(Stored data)
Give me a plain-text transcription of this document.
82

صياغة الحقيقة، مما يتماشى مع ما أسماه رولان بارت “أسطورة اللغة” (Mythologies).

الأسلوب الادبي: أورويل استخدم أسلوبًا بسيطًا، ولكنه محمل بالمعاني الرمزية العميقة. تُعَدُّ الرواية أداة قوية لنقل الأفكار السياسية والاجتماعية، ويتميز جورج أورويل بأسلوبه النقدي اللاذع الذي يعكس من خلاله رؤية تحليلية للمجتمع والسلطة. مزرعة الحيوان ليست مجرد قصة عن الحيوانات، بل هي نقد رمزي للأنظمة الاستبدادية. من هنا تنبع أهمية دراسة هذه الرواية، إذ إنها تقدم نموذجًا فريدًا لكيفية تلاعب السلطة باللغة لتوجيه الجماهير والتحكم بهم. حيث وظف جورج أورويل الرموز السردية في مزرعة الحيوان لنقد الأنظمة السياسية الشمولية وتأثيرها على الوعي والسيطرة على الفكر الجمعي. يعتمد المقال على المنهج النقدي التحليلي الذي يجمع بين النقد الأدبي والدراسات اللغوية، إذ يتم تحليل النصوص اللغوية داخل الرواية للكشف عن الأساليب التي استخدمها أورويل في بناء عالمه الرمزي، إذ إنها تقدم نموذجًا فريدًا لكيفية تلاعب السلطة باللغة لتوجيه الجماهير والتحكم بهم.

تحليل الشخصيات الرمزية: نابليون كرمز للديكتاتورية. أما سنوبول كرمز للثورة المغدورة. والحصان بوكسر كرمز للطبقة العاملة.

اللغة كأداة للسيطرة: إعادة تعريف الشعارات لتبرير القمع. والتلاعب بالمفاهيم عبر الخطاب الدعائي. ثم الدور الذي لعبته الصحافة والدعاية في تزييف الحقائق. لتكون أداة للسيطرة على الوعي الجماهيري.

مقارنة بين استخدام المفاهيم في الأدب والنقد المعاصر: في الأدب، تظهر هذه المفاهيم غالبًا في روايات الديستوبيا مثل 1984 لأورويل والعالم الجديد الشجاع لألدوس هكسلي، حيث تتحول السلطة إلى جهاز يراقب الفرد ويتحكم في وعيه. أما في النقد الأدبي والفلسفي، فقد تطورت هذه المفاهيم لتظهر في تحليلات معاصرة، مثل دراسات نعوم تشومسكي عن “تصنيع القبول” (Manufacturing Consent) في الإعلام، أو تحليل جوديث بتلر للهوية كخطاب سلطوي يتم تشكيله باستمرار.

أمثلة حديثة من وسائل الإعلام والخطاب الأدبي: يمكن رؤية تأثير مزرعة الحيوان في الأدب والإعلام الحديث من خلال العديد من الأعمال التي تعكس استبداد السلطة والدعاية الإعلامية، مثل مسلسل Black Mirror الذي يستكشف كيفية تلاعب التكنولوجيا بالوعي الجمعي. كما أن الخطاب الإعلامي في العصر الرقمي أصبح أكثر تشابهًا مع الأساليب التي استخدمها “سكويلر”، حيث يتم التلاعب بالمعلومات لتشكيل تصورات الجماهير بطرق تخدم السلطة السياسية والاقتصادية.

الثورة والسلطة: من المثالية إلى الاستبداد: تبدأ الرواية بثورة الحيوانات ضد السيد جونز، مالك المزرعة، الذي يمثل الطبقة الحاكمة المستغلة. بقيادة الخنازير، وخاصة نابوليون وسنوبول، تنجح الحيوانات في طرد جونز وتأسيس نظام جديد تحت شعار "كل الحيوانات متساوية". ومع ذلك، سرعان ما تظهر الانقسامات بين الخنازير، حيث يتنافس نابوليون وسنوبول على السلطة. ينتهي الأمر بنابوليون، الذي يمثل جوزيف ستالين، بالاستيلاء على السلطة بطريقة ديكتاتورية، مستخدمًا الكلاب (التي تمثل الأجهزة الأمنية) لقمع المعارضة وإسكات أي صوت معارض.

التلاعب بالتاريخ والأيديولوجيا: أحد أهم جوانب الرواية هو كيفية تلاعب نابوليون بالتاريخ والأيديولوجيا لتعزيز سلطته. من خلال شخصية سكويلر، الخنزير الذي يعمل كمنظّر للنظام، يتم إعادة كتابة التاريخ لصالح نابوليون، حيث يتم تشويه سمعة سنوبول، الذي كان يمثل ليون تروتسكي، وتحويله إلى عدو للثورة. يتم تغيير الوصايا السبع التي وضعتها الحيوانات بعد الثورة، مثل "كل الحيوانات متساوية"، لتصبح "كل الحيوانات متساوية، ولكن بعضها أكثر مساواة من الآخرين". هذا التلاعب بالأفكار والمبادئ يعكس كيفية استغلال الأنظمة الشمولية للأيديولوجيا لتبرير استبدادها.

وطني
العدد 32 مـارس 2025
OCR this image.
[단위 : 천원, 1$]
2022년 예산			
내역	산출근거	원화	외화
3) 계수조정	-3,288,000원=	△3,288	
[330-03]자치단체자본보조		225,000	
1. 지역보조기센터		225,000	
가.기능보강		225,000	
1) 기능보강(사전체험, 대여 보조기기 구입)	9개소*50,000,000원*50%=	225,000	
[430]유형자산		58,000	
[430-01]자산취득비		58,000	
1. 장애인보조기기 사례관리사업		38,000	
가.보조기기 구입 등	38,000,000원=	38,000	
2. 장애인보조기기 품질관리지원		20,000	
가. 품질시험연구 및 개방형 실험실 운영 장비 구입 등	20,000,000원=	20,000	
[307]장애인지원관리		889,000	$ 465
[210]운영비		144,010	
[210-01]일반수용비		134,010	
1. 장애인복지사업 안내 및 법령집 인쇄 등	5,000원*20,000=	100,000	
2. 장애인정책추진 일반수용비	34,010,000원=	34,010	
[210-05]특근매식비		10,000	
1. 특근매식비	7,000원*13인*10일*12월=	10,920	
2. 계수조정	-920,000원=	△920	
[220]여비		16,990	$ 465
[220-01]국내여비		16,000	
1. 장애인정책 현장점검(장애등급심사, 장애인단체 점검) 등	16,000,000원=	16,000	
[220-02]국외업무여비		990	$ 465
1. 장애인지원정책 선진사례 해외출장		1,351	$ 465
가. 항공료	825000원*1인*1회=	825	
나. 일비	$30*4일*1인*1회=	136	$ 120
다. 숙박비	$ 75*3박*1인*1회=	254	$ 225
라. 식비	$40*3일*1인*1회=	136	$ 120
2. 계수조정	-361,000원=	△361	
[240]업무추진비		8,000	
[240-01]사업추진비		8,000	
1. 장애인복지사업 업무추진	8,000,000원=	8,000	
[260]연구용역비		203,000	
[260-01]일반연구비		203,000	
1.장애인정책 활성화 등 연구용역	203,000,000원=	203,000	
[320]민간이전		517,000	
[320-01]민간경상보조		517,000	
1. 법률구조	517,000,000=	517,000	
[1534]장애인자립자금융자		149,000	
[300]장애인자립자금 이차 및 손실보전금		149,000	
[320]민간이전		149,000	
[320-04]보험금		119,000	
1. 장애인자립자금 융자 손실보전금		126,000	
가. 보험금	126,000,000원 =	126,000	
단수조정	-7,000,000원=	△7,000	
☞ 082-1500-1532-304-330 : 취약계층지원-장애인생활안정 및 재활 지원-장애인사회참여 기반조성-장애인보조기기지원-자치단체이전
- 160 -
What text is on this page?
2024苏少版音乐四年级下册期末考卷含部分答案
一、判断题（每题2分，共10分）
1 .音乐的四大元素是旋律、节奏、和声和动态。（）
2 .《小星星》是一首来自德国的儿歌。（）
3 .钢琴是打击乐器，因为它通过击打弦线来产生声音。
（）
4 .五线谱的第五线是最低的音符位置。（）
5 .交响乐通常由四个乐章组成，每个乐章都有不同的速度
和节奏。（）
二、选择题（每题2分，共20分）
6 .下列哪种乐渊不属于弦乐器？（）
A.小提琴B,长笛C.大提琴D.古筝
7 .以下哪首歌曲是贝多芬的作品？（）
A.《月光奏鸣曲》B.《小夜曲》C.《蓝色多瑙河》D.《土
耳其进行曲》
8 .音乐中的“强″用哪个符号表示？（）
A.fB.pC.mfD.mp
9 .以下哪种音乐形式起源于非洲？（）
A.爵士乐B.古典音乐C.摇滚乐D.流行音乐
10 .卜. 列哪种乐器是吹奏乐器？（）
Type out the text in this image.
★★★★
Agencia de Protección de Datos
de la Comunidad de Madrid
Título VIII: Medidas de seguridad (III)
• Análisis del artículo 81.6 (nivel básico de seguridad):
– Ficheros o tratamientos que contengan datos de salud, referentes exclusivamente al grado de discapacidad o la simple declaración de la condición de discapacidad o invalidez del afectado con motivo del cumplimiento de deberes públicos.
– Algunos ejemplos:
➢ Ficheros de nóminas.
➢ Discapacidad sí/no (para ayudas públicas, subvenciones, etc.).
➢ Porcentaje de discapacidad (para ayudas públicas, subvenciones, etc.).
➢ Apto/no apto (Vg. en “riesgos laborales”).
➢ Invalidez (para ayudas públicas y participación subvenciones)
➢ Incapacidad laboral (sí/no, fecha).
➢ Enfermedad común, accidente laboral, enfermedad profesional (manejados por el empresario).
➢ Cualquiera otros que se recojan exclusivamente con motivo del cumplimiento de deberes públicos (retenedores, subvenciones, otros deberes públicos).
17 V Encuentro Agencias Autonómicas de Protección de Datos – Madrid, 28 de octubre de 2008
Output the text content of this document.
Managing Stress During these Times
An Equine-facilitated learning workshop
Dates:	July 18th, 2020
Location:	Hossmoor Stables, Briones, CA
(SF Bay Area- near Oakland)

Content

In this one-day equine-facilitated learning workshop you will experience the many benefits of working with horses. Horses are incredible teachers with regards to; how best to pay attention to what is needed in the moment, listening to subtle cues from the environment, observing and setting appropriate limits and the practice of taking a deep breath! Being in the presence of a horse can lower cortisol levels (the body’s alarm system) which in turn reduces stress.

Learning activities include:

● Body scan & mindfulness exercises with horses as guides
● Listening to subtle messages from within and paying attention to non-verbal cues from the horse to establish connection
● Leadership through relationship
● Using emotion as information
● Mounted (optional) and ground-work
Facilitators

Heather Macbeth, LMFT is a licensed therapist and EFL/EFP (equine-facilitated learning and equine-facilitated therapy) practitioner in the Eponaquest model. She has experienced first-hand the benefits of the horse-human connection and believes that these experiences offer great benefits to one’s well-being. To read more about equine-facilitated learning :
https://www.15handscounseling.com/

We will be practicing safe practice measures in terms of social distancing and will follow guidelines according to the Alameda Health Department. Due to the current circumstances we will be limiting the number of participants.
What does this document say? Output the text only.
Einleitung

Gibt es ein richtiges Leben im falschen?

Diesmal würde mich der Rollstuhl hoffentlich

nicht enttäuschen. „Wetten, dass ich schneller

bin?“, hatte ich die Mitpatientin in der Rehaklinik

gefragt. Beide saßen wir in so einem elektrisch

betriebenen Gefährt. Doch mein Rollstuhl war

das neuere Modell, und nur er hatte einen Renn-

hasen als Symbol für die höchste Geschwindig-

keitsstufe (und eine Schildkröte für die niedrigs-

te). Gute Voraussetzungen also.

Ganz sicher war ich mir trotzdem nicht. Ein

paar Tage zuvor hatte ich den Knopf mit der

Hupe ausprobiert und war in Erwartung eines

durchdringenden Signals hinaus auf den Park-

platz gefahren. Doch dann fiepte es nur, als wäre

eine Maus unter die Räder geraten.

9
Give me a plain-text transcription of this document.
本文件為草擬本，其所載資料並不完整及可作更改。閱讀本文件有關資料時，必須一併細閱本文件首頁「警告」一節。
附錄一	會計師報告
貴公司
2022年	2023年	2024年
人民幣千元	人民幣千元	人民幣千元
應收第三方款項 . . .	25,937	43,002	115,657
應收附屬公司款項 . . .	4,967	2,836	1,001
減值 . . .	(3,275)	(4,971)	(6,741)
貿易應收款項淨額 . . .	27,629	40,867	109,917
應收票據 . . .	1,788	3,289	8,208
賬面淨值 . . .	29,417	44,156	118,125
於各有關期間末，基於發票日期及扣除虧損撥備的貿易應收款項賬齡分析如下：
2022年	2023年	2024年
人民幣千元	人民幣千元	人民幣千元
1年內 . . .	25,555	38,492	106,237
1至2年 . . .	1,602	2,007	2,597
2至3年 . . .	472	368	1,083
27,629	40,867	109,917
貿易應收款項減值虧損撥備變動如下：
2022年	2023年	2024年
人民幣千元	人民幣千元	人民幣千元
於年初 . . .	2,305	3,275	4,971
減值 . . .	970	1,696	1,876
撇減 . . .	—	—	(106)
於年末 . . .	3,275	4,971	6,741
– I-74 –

◆ Your task: Go through the preceding material and copy each line that has the word "특근매식비".

◆ Written solution:
[210-05]특근매식비		10,000	
1. 특근매식비	7,000원*13인*10일*12월=	10,920	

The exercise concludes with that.